◆ **Job**
Look for the word "thin" in the entries below, then copy every line that has it.

◆ **Available records**
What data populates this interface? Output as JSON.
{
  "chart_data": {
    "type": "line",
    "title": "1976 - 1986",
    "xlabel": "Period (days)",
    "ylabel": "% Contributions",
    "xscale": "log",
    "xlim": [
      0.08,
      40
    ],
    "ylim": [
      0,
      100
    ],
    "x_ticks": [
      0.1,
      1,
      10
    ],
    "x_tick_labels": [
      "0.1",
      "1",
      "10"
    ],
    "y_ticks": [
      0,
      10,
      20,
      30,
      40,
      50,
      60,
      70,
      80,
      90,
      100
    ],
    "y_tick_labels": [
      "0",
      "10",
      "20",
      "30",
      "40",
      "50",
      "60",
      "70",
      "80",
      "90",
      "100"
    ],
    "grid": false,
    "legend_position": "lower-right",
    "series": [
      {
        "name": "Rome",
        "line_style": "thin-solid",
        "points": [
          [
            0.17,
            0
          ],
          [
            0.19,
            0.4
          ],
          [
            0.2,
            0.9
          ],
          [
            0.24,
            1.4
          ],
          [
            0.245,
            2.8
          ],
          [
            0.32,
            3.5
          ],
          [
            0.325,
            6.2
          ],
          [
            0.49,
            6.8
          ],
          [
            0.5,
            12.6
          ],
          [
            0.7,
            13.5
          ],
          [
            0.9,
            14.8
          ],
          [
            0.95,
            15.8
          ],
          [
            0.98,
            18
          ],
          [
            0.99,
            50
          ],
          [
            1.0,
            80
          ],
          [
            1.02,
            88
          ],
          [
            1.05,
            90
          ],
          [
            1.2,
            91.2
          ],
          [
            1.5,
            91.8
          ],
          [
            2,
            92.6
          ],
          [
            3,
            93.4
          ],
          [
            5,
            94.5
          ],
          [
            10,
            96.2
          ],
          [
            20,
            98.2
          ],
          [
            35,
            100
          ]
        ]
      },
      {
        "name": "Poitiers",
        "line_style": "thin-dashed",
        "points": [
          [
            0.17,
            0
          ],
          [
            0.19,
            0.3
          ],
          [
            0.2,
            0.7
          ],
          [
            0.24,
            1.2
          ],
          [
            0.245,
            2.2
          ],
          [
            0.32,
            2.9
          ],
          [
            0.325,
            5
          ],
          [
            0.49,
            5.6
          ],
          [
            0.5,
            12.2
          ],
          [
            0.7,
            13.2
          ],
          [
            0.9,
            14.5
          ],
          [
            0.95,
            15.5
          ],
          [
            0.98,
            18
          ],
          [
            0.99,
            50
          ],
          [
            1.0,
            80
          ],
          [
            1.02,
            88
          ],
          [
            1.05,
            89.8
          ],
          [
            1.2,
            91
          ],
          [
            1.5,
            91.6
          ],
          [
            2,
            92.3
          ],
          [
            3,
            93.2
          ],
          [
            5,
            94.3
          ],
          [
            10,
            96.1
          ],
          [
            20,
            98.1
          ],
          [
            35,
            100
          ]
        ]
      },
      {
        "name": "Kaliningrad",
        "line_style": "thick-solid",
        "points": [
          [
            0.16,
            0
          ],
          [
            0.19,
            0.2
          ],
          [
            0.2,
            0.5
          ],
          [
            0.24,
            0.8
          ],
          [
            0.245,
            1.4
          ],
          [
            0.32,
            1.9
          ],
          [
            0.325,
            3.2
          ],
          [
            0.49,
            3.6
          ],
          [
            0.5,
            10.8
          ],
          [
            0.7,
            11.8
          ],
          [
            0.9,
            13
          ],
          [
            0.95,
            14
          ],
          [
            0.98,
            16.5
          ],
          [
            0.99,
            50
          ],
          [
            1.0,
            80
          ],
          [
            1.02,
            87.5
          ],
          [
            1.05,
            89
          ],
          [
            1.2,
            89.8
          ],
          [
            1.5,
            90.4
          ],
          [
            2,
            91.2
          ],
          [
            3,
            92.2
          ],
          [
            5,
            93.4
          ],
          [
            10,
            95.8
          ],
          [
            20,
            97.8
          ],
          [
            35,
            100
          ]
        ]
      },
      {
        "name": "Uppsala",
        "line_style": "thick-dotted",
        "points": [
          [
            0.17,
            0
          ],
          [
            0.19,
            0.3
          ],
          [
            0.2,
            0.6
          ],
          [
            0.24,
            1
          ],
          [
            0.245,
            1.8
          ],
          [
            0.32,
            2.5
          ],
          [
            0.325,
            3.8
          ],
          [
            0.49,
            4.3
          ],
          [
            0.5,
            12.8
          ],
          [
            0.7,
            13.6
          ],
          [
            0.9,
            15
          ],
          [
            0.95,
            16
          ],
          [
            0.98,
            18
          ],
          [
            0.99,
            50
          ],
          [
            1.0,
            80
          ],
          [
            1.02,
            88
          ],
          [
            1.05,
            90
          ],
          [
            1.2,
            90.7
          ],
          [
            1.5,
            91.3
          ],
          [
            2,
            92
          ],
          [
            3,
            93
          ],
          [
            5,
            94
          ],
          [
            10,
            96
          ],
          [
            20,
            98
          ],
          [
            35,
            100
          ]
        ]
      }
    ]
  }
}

◆ **Solution for this problem**
        "line_style": "thin-solid",
        "line_style": "thin-dashed",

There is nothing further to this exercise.